_To be done_
Copy out each line containing "Switzerland" from the entries below.

☆ ☆ ☆ ☆ ☆

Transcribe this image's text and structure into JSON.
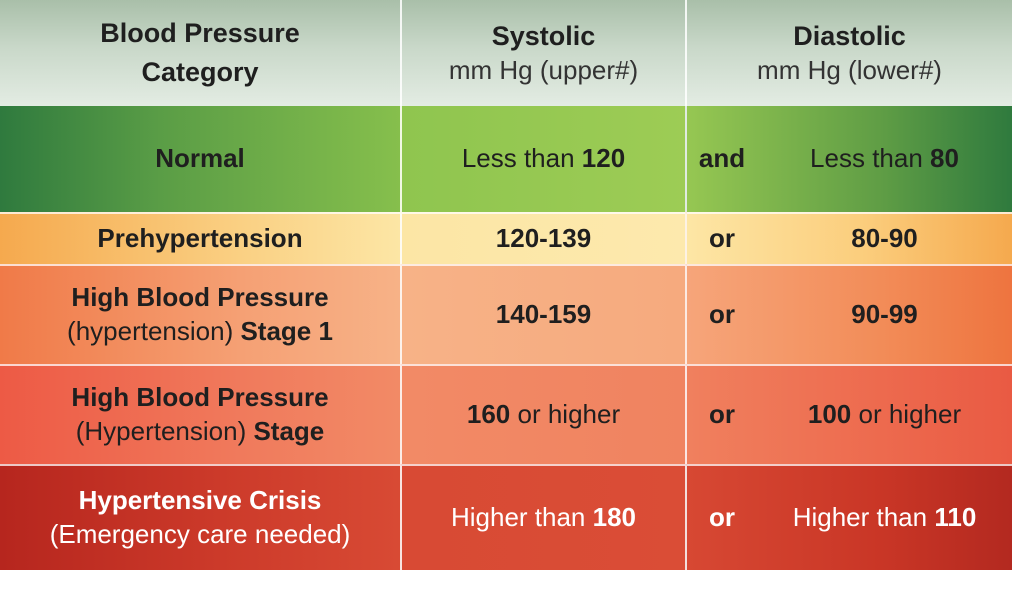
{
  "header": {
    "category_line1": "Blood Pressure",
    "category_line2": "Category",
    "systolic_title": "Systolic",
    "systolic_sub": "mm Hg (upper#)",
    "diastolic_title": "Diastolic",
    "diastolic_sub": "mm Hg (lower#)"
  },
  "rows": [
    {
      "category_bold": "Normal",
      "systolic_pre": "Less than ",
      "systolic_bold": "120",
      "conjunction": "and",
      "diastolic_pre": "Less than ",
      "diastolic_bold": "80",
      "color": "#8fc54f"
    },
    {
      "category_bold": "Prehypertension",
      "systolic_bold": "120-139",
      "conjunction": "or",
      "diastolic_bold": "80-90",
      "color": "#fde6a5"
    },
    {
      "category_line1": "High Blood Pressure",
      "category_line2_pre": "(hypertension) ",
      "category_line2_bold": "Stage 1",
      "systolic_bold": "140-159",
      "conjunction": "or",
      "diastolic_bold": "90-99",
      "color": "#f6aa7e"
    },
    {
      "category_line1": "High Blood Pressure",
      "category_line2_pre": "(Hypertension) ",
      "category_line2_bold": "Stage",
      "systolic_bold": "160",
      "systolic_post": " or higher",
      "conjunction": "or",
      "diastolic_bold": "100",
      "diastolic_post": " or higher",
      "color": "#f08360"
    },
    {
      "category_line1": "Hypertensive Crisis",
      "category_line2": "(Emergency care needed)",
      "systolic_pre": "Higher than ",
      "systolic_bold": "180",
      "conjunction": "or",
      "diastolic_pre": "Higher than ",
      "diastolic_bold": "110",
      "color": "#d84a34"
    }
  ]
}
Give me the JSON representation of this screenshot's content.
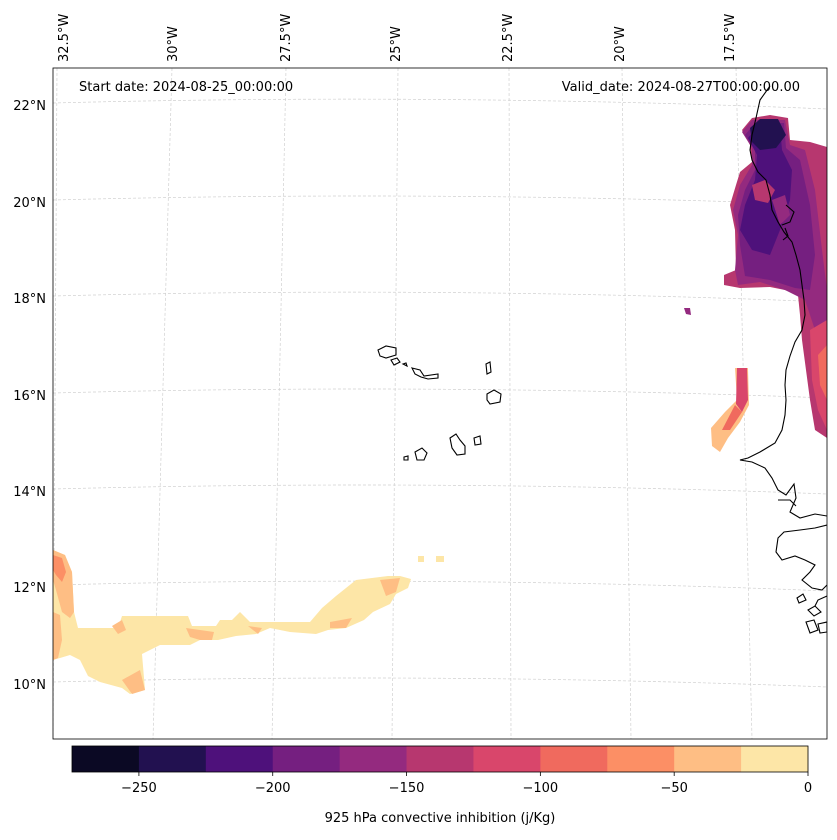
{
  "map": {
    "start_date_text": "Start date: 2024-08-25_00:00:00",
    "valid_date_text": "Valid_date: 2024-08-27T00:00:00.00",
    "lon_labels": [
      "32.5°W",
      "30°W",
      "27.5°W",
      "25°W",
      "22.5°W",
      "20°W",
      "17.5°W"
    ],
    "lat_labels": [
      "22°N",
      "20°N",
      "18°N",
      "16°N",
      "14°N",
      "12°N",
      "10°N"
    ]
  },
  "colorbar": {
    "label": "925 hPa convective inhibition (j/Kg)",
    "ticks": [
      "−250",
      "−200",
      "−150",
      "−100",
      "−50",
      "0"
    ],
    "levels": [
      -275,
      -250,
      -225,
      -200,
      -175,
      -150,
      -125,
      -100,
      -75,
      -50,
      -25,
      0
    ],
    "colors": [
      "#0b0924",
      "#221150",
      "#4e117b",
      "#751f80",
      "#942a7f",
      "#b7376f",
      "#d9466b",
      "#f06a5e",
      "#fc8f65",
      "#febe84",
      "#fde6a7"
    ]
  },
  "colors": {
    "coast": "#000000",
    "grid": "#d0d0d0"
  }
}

☆ ☆ ☆ ☆ ☆

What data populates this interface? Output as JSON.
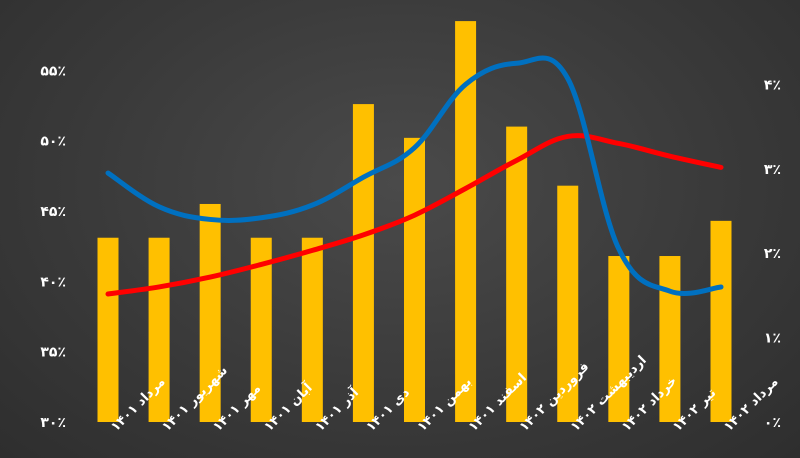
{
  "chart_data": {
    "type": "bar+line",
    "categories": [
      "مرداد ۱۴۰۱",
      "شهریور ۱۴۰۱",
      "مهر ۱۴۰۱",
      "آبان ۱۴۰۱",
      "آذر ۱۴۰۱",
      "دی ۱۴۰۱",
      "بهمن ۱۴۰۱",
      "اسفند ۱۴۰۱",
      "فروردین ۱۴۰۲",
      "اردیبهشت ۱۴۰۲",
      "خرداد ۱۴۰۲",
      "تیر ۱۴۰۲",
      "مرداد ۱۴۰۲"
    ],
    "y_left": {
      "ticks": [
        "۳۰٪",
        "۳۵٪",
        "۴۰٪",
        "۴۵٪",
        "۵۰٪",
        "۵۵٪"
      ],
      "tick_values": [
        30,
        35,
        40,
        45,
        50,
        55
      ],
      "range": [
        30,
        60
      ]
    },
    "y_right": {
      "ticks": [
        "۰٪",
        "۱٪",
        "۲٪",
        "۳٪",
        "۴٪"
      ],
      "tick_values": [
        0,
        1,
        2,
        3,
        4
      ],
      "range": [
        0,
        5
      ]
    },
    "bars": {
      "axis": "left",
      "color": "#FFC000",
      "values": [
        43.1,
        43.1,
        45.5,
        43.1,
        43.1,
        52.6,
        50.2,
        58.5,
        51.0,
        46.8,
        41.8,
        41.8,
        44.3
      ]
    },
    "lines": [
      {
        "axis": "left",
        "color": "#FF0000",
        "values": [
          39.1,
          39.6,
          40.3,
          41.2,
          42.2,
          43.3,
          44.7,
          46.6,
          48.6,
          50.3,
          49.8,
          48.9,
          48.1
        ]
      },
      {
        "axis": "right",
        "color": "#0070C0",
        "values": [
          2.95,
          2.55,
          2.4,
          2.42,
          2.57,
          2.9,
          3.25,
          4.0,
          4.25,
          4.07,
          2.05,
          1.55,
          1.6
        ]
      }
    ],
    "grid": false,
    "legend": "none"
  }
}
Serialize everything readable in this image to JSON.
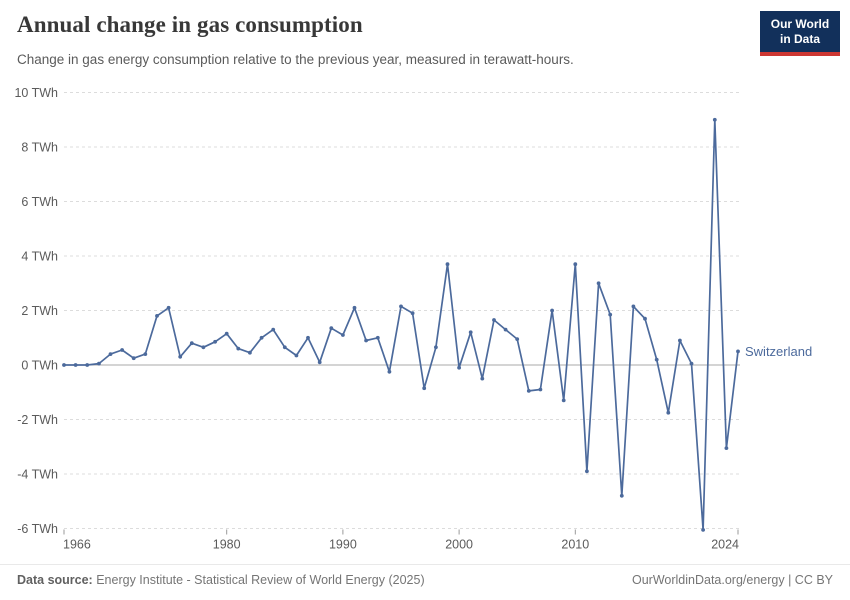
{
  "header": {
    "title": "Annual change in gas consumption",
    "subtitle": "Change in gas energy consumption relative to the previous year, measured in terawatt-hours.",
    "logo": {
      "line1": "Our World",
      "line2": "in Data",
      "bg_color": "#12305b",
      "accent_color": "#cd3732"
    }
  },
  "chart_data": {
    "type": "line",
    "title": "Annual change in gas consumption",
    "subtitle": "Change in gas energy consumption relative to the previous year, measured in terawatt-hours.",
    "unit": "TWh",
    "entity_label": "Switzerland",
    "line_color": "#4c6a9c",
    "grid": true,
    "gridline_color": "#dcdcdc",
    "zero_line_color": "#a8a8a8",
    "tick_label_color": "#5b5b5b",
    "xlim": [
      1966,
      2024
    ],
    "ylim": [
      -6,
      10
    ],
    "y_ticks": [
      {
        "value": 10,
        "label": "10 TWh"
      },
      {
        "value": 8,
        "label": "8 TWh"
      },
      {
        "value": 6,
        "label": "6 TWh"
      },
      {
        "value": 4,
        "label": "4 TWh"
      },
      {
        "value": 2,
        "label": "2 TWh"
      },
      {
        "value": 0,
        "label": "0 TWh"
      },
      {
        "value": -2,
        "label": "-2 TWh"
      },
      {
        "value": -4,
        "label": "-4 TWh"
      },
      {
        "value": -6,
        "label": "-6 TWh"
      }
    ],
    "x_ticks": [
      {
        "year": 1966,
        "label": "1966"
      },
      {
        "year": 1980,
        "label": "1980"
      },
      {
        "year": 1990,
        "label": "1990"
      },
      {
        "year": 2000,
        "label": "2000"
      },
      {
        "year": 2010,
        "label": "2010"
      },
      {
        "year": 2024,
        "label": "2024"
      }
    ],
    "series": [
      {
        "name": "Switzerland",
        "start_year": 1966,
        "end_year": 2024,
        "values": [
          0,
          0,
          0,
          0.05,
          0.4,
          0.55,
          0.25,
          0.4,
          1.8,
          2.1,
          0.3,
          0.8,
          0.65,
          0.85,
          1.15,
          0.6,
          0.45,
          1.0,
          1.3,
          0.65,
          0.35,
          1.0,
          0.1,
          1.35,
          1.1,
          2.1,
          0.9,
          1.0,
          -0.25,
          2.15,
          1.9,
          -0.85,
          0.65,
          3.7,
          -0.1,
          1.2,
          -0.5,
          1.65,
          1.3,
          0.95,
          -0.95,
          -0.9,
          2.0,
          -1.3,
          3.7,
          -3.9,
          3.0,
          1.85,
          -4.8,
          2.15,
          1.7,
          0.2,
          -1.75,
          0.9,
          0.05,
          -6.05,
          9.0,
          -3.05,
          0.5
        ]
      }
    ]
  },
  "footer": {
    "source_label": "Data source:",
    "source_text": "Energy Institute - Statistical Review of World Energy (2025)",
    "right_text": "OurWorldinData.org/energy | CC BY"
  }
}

☆ ☆ ☆ ☆ ☆

_Complete response_
    "entity_label": "Switzerland",
        "name": "Switzerland",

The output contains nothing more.